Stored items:
■ ■ ■
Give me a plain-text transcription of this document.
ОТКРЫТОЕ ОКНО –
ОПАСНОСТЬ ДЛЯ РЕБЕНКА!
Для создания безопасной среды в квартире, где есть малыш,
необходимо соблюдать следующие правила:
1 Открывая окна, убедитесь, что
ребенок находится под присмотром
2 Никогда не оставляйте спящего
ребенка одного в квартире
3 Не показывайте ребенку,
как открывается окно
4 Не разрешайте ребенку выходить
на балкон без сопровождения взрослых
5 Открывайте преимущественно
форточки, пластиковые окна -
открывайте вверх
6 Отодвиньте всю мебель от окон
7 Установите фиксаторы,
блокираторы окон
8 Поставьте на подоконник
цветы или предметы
■ ■ ■
Stated problem
Please repeat the listing above in full and exactly.

Correct answer
Give me a plain-text transcription of this document.
ОТКРЫТОЕ ОКНО –
ОПАСНОСТЬ ДЛЯ РЕБЕНКА!
Для создания безопасной среды в квартире, где есть малыш,
необходимо соблюдать следующие правила:
1 Открывая окна, убедитесь, что
ребенок находится под присмотром
2 Никогда не оставляйте спящего
ребенка одного в квартире
3 Не показывайте ребенку,
как открывается окно
4 Не разрешайте ребенку выходить
на балкон без сопровождения взрослых
5 Открывайте преимущественно
форточки, пластиковые окна -
открывайте вверх
6 Отодвиньте всю мебель от окон
7 Установите фиксаторы,
блокираторы окон
8 Поставьте на подоконник
цветы или предметы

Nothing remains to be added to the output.